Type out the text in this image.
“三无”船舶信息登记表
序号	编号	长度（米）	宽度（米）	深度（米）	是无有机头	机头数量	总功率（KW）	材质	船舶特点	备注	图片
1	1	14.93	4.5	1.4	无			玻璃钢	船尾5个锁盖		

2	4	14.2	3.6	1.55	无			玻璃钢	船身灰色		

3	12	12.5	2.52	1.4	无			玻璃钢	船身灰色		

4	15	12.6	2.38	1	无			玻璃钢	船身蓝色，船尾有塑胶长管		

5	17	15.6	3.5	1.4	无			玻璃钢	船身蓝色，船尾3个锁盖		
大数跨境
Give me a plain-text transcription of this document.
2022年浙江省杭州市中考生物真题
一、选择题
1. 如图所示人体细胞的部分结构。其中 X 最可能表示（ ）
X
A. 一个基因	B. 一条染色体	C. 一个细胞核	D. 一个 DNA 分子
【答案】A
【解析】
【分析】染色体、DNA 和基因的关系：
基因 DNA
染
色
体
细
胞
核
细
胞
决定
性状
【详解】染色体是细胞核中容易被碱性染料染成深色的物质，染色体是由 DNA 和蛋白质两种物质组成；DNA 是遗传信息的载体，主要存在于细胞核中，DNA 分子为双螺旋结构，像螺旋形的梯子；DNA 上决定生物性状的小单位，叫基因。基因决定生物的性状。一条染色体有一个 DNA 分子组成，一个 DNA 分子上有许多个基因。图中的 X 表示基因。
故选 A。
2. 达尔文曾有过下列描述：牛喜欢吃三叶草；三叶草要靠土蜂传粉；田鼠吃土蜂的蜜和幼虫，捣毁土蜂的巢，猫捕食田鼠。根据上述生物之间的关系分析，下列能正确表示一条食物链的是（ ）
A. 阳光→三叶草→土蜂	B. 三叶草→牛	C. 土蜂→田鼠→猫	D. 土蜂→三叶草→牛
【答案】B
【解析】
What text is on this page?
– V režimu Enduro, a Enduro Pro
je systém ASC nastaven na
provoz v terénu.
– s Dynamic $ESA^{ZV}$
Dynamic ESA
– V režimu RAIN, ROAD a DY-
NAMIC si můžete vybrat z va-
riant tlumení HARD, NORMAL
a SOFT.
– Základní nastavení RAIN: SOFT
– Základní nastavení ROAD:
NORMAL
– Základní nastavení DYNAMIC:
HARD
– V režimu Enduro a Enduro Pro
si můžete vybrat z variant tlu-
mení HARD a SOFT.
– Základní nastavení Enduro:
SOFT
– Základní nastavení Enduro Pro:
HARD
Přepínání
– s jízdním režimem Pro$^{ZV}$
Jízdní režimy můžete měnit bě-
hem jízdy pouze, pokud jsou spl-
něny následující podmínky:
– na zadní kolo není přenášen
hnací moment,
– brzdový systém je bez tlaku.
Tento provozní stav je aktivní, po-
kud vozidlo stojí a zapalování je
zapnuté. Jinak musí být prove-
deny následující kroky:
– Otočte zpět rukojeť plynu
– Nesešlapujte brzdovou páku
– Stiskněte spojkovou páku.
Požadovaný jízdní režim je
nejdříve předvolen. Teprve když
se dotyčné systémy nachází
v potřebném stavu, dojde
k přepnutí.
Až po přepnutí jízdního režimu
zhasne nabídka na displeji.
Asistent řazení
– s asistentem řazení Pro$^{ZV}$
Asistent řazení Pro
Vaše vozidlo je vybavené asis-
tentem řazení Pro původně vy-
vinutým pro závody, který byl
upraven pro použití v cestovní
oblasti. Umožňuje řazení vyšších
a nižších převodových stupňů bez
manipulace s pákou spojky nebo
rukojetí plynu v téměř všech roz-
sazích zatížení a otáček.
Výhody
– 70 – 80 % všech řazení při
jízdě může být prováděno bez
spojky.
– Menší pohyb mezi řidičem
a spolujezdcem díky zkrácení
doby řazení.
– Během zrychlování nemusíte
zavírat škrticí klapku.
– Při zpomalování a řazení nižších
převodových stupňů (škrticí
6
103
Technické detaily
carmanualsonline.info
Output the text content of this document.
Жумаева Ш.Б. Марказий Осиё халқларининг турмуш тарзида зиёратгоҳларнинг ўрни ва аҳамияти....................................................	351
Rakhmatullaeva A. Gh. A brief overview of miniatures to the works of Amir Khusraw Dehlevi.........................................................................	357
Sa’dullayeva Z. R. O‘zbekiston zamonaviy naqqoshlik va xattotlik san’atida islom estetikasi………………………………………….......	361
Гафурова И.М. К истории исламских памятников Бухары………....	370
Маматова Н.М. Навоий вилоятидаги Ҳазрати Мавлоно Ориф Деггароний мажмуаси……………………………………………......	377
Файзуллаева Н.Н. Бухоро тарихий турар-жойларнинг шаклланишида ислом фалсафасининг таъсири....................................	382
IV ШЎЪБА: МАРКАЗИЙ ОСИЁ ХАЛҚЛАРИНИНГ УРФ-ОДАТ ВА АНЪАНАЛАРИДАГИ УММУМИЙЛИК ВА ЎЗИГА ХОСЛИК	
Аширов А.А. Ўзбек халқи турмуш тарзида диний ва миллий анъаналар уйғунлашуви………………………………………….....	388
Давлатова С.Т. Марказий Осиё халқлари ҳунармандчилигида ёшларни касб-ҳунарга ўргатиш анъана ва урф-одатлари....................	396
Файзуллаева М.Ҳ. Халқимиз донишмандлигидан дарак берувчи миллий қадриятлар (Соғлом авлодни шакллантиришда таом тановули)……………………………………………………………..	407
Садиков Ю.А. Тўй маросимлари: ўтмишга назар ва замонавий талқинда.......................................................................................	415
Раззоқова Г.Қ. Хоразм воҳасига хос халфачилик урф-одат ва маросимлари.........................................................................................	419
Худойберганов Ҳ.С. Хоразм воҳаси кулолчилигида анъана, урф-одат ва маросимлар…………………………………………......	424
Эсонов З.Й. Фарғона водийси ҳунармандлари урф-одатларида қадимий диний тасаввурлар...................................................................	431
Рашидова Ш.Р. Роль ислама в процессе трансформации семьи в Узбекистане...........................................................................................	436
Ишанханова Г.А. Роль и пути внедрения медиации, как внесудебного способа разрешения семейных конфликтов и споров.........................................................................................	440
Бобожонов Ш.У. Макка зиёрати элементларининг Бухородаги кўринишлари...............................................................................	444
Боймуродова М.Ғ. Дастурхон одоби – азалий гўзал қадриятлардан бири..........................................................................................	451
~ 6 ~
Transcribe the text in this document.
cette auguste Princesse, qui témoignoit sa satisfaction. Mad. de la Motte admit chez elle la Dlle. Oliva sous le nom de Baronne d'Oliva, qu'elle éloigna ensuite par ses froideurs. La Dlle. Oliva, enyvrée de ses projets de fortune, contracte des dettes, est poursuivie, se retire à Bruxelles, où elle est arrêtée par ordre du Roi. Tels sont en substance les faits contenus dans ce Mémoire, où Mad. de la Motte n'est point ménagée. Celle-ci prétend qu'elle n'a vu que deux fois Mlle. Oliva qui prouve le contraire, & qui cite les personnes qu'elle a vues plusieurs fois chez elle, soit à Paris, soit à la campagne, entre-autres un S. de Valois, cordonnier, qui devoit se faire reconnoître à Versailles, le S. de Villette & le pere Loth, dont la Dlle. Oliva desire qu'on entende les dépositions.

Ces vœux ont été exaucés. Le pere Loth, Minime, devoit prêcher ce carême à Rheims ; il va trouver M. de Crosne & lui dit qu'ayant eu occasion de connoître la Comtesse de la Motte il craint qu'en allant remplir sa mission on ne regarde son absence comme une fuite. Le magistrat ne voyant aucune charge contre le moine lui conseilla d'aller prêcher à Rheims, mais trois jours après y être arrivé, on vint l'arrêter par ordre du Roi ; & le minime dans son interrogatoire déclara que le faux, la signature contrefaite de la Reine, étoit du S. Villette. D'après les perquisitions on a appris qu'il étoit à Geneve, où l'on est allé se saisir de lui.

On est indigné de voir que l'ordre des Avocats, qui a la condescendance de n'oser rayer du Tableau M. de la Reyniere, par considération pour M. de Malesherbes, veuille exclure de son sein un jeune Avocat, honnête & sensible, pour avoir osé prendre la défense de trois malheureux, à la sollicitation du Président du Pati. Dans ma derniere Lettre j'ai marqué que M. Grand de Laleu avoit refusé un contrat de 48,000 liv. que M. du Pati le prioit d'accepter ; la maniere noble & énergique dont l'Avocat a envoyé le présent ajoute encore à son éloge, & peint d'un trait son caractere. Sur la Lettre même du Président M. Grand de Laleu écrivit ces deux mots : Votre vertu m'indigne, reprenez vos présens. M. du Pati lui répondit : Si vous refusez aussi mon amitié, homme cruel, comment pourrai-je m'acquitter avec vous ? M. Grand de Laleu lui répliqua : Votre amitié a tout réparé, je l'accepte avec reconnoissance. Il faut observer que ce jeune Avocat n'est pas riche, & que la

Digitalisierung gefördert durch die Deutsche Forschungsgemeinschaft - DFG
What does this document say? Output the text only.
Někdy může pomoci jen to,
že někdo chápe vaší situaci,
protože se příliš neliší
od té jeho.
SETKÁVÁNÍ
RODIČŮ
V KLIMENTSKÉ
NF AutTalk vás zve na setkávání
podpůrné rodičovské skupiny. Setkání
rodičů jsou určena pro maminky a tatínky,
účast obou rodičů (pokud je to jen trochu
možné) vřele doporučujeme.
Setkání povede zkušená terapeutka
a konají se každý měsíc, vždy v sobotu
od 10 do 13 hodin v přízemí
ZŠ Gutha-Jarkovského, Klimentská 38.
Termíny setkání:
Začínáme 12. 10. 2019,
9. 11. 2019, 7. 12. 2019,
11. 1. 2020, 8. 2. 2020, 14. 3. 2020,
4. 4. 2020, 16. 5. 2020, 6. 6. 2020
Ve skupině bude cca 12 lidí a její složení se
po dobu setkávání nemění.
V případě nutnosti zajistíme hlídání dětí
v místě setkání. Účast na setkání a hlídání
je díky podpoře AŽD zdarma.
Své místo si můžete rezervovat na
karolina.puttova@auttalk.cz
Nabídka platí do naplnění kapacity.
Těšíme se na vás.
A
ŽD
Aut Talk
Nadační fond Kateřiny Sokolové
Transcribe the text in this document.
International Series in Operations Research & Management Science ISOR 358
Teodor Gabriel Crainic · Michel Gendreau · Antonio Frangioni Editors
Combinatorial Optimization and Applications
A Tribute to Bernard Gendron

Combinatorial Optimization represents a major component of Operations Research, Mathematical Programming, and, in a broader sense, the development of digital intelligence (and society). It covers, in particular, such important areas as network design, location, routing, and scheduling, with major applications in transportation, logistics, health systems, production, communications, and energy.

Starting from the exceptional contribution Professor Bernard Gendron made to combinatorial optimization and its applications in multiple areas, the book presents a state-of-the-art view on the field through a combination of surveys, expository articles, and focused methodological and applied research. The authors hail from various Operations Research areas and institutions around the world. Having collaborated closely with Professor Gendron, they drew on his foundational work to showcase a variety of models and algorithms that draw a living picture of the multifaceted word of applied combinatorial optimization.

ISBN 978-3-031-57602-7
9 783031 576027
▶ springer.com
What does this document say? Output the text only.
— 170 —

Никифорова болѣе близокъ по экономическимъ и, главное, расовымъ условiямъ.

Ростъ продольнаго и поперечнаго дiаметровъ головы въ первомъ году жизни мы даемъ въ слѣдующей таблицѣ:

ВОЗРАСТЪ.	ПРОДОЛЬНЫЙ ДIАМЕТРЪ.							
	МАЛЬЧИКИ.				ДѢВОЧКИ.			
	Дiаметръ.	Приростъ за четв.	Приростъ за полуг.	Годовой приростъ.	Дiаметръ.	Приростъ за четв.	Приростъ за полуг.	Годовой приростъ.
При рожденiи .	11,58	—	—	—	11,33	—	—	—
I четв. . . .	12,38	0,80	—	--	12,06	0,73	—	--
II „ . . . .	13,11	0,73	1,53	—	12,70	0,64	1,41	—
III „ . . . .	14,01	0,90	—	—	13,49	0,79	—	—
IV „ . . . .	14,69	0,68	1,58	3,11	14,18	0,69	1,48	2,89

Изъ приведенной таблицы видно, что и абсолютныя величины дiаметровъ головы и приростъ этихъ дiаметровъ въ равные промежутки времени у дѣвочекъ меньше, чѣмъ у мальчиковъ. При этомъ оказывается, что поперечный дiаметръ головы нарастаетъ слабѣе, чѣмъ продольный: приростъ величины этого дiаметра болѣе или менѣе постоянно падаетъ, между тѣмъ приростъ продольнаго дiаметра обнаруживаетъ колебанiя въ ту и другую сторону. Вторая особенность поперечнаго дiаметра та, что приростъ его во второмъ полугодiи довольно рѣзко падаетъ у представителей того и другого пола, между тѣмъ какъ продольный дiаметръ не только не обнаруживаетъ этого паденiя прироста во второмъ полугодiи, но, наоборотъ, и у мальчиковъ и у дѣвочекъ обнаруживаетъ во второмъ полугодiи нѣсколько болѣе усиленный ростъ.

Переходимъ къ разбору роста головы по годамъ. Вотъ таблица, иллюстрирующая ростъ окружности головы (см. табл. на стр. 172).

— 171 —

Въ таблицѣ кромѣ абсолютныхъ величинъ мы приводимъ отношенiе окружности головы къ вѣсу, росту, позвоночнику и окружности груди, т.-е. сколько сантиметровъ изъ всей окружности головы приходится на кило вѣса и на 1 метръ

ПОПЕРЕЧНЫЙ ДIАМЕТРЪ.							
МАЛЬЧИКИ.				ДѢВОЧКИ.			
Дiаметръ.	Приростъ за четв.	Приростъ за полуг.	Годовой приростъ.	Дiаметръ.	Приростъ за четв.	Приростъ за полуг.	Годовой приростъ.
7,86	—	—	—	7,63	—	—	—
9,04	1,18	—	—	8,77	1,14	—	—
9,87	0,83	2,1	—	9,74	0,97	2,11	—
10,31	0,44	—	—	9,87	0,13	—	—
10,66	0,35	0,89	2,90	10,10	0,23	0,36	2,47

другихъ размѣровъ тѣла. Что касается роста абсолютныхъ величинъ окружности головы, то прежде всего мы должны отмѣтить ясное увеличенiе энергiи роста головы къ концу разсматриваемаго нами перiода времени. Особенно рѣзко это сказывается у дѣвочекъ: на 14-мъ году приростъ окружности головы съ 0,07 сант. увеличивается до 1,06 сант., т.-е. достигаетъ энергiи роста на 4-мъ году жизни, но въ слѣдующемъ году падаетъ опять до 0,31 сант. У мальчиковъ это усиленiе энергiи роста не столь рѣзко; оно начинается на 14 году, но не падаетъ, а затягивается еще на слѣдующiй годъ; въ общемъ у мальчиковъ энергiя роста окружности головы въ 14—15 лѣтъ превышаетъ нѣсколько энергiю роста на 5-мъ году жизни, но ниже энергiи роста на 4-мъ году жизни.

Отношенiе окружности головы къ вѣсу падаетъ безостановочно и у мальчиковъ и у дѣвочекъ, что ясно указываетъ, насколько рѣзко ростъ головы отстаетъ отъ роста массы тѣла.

---------------

▶ [The request] Sift the material for lines with the string "Роль". Copy each one found.

▶ [Solved problem]
Рашидова Ш.Р. Роль ислама в процессе трансформации семьи в Узбекистане...........................................................................................	436
Ишанханова Г.А. Роль и пути внедрения медиации, как внесудебного способа разрешения семейных конфликтов и споров.........................................................................................	440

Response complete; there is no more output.